┌─ Exercise materials
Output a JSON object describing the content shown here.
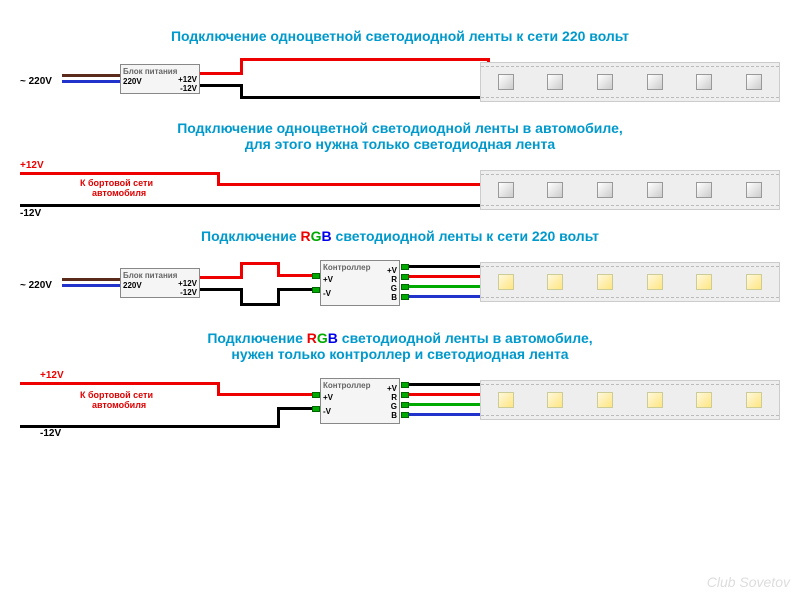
{
  "titles": {
    "t1": "Подключение одноцветной светодиодной ленты к сети 220 вольт",
    "t2a": "Подключение одноцветной светодиодной ленты в автомобиле,",
    "t2b": "для этого нужна только светодиодная лента",
    "t3": "Подключение ",
    "t3_rgb_r": "R",
    "t3_rgb_g": "G",
    "t3_rgb_b": "B",
    "t3_rest": " светодиодной ленты к сети 220 вольт",
    "t4a": "Подключение ",
    "t4_rgb_r": "R",
    "t4_rgb_g": "G",
    "t4_rgb_b": "B",
    "t4a_rest": " светодиодной ленты в автомобиле,",
    "t4b": "нужен только контроллер и светодиодная лента"
  },
  "labels": {
    "v220": "~ 220V",
    "psu": "Блок питания",
    "psu_in": "220V",
    "p12": "+12V",
    "m12": "-12V",
    "car": "К бортовой сети",
    "car2": "автомобиля",
    "ctrl": "Контроллер",
    "pV": "+V",
    "mV": "-V",
    "oV": "+V",
    "oR": "R",
    "oG": "G",
    "oB": "B"
  },
  "watermark": "Club Sovetov"
}
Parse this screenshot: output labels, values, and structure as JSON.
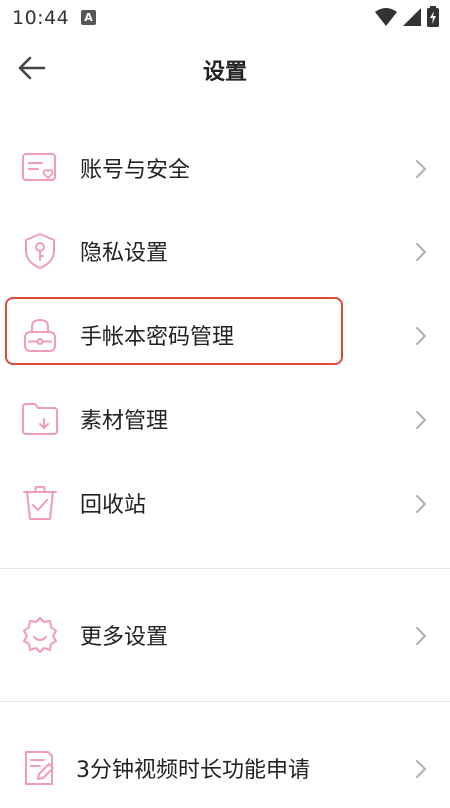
{
  "status_bar": {
    "time": "10:44",
    "notification_badge": "A"
  },
  "header": {
    "title": "设置"
  },
  "menu": {
    "group1": [
      {
        "label": "账号与安全",
        "icon": "account-card-icon"
      },
      {
        "label": "隐私设置",
        "icon": "privacy-shield-key-icon"
      },
      {
        "label": "手帐本密码管理",
        "icon": "lock-icon"
      },
      {
        "label": "素材管理",
        "icon": "folder-icon"
      },
      {
        "label": "回收站",
        "icon": "trash-bin-icon"
      }
    ],
    "group2": [
      {
        "label": "更多设置",
        "icon": "gear-icon"
      }
    ],
    "group3": [
      {
        "label": "3分钟视频时长功能申请",
        "icon": "document-edit-icon"
      }
    ]
  },
  "colors": {
    "icon_accent": "#f19bbd",
    "highlight_border": "#e0493b",
    "chevron": "#b0b0b0"
  }
}
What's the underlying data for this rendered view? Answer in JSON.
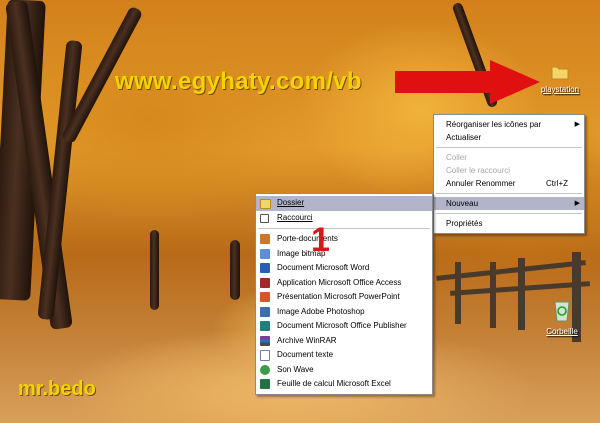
└─
**Job**
Look for "только" and pull out every line that has it.

**Final result**
    "t2b": "для этого нужна только светодиодная лента",
    "t4b": "нужен только контроллер и светодиодная лента"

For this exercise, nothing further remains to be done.